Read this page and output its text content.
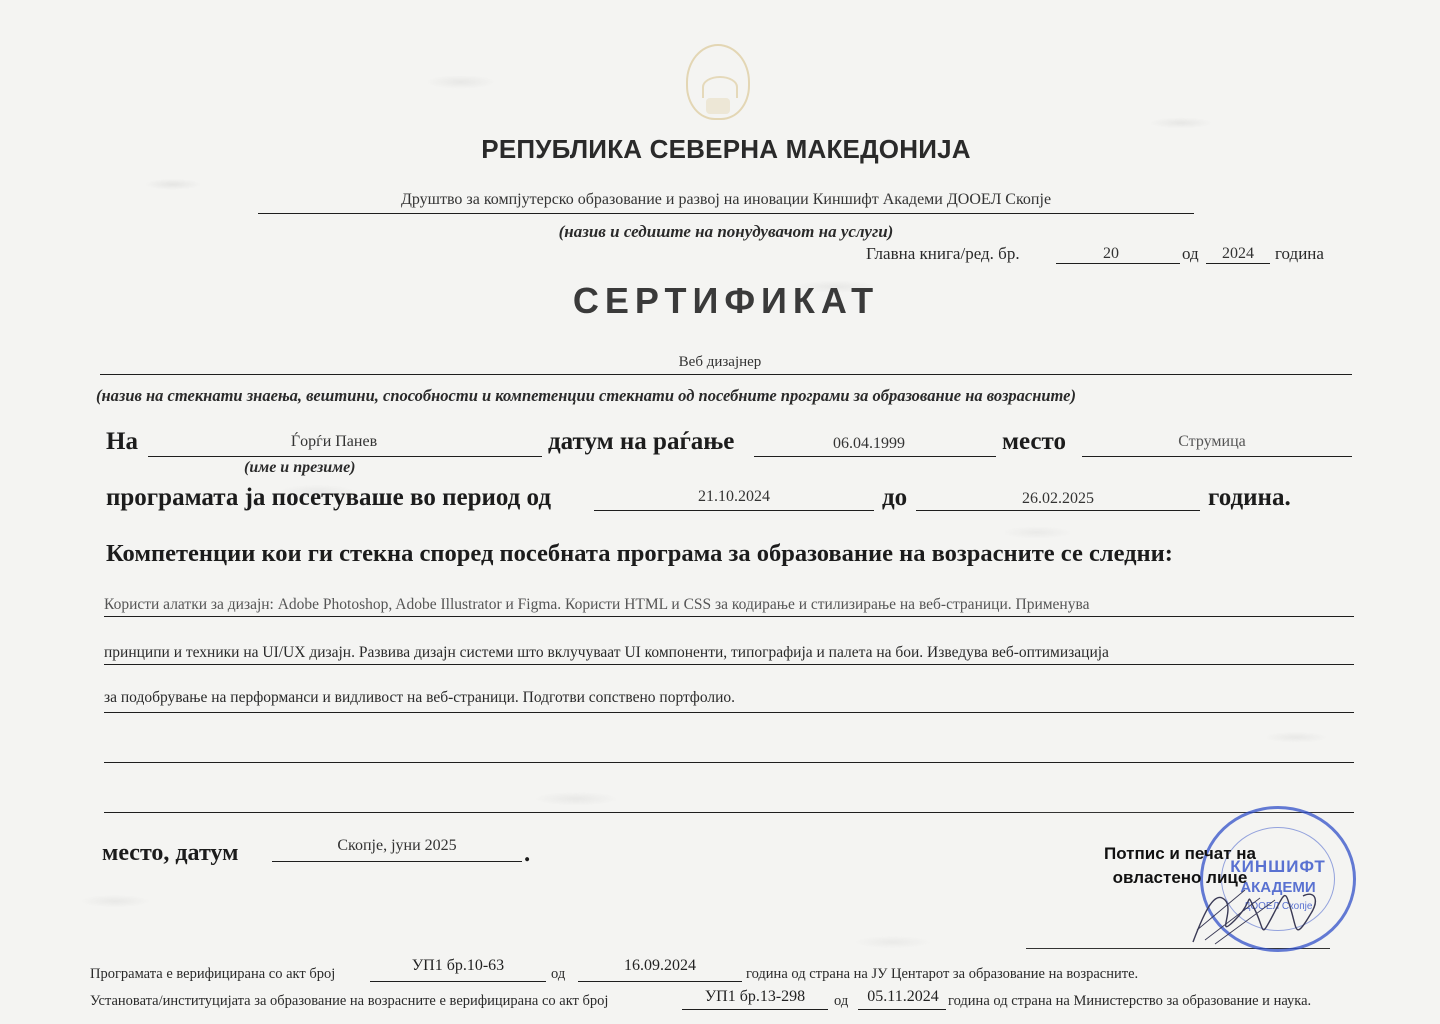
РЕПУБЛИКА СЕВЕРНА МАКЕДОНИЈА
Друштво за компјутерско образование и развој на иновации Киншифт Академи ДООЕЛ Скопје
(назив и седиште на понудувачот на услуги)
Главна книга/ред. бр.	20	од	2024	година
СЕРТИФИКАТ
Веб дизајнер
(назив на стекнати знаења, вештини, способности и компетенции стекнати од посебните програми за образование на возрасните)
На	Ѓорѓи Панев
(име и презиме)
датум на раѓање	06.04.1999	место	Струмица
програмата ја посетуваше во период од	21.10.2024	до	26.02.2025	година.
Компетенции кои ги стекна според посебната програма за образование на возрасните се следни:
Користи алатки за дизајн: Adobe Photoshop, Adobe Illustrator и Figma. Користи HTML и CSS за кодирање и стилизирање на веб-страници. Применува
принципи и техники на UI/UX дизајн. Развива дизајн системи што вклучуваат UI компоненти, типографија и палета на бои. Изведува веб-оптимизација
за подобрување на перформанси и видливост на веб-страници. Подготви сопствено портфолио.
место, датум	Скопје, јуни 2025	.	Потпис и печат на
овластено лице
КИНШИФТ
АКАДЕМИ
ДООЕЛ Скопје
Програмата е верифицирана со акт број	УП1 бр.10-63	од	16.09.2024	година од страна на ЈУ Центарот за образование на возрасните.
Установата/институцијата за образование на возрасните е верифицирана со акт број	УП1 бр.13-298	од	05.11.2024 година од страна на Министерство за образование и наука.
--------------------------------------------------
• **Written instruction**
Go back to the records above and write them out exactly, without the pictures.

• **Result of this exercise**
Read this page and output its text content.
РЕПУБЛИКА СЕВЕРНА МАКЕДОНИЈА
Друштво за компјутерско образование и развој на иновации Киншифт Академи ДООЕЛ Скопје
(назив и седиште на понудувачот на услуги)
Главна книга/ред. бр.	20	од	2024	година
СЕРТИФИКАТ
Веб дизајнер
(назив на стекнати знаења, вештини, способности и компетенции стекнати од посебните програми за образование на возрасните)
На	Ѓорѓи Панев
(име и презиме)
датум на раѓање	06.04.1999	место	Струмица
програмата ја посетуваше во период од	21.10.2024	до	26.02.2025	година.
Компетенции кои ги стекна според посебната програма за образование на возрасните се следни:
Користи алатки за дизајн: Adobe Photoshop, Adobe Illustrator и Figma. Користи HTML и CSS за кодирање и стилизирање на веб-страници. Применува
принципи и техники на UI/UX дизајн. Развива дизајн системи што вклучуваат UI компоненти, типографија и палета на бои. Изведува веб-оптимизација
за подобрување на перформанси и видливост на веб-страници. Подготви сопствено портфолио.
место, датум	Скопје, јуни 2025	.	Потпис и печат на
овластено лице
КИНШИФТ
АКАДЕМИ
ДООЕЛ Скопје
Програмата е верифицирана со акт број	УП1 бр.10-63	од	16.09.2024	година од страна на ЈУ Центарот за образование на возрасните.
Установата/институцијата за образование на возрасните е верифицирана со акт број	УП1 бр.13-298	од	05.11.2024 година од страна на Министерство за образование и наука.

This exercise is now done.